*MATERIAL SHOWN*
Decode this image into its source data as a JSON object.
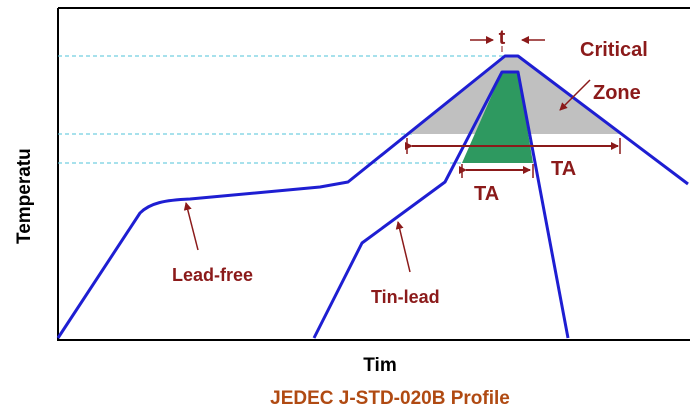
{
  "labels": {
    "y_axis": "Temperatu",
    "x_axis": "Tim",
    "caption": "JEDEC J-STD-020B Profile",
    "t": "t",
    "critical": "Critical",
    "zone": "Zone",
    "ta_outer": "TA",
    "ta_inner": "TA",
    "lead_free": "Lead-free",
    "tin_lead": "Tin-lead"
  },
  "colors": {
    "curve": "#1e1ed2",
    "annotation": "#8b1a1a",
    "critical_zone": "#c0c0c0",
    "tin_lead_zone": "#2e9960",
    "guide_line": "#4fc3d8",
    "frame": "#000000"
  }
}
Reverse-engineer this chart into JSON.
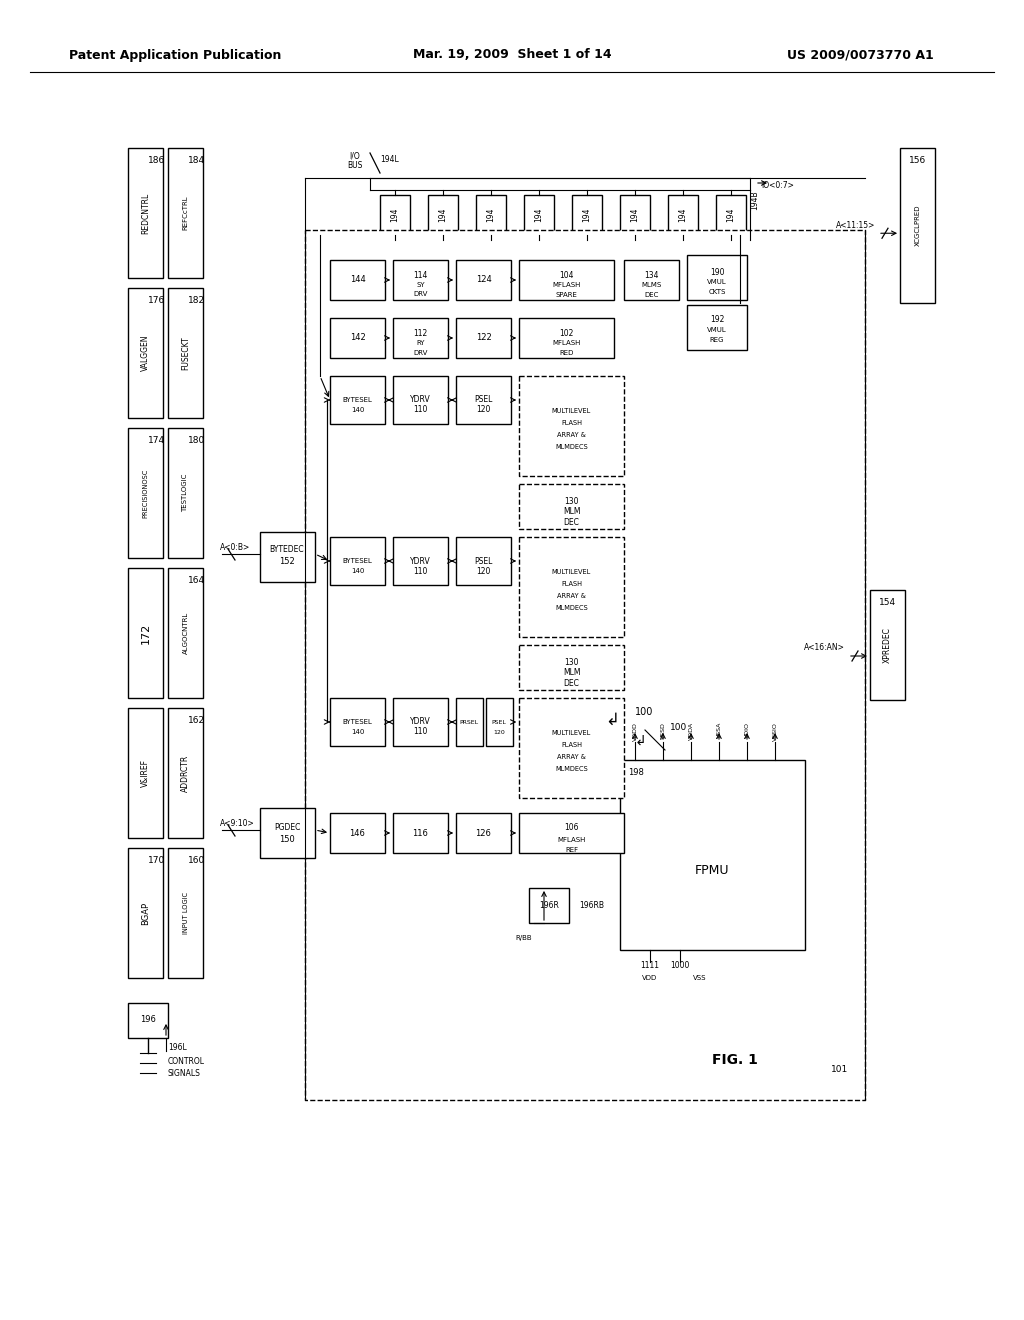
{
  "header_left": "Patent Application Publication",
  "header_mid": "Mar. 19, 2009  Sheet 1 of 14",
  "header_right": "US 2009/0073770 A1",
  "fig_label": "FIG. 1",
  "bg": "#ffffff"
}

*PROBLEM STATEMENT*
Each line above that includes "JSON" should be shown.

*SOLVED EXERCISE*
Decode this image into its source data as a JSON object.
Reverse-engineer this chart into JSON.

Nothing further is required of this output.